[Collected data]
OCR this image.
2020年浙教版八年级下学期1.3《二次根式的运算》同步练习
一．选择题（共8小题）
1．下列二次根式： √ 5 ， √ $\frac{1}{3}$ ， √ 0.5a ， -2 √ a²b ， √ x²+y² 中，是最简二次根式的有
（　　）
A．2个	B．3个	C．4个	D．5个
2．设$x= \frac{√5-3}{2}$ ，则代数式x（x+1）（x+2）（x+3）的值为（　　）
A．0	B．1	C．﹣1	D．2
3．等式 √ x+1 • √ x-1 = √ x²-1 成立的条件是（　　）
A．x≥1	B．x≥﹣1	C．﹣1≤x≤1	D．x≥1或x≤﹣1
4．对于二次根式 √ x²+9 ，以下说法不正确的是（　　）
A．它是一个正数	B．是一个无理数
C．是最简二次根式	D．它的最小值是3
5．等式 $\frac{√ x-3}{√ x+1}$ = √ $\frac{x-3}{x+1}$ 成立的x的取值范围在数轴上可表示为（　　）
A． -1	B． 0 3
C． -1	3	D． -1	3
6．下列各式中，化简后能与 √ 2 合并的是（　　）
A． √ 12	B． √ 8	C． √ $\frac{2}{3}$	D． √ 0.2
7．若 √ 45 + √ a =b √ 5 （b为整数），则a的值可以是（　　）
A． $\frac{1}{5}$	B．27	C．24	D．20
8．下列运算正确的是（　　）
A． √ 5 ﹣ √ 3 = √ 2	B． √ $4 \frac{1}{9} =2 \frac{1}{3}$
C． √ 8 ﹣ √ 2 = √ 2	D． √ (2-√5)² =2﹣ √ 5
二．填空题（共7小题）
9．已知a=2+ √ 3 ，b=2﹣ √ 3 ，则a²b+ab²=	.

[Brief] Your task is to quote the listing above word for word.

[Response]
OCR this image.
2020年浙教版八年级下学期1.3《二次根式的运算》同步练习
一．选择题（共8小题）
1．下列二次根式： √ 5 ， √ $\frac{1}{3}$ ， √ 0.5a ， -2 √ a²b ， √ x²+y² 中，是最简二次根式的有
（　　）
A．2个	B．3个	C．4个	D．5个
2．设$x= \frac{√5-3}{2}$ ，则代数式x（x+1）（x+2）（x+3）的值为（　　）
A．0	B．1	C．﹣1	D．2
3．等式 √ x+1 • √ x-1 = √ x²-1 成立的条件是（　　）
A．x≥1	B．x≥﹣1	C．﹣1≤x≤1	D．x≥1或x≤﹣1
4．对于二次根式 √ x²+9 ，以下说法不正确的是（　　）
A．它是一个正数	B．是一个无理数
C．是最简二次根式	D．它的最小值是3
5．等式 $\frac{√ x-3}{√ x+1}$ = √ $\frac{x-3}{x+1}$ 成立的x的取值范围在数轴上可表示为（　　）
A． -1	B． 0 3
C． -1	3	D． -1	3
6．下列各式中，化简后能与 √ 2 合并的是（　　）
A． √ 12	B． √ 8	C． √ $\frac{2}{3}$	D． √ 0.2
7．若 √ 45 + √ a =b √ 5 （b为整数），则a的值可以是（　　）
A． $\frac{1}{5}$	B．27	C．24	D．20
8．下列运算正确的是（　　）
A． √ 5 ﹣ √ 3 = √ 2	B． √ $4 \frac{1}{9} =2 \frac{1}{3}$
C． √ 8 ﹣ √ 2 = √ 2	D． √ (2-√5)² =2﹣ √ 5
二．填空题（共7小题）
9．已知a=2+ √ 3 ，b=2﹣ √ 3 ，则a²b+ab²=	.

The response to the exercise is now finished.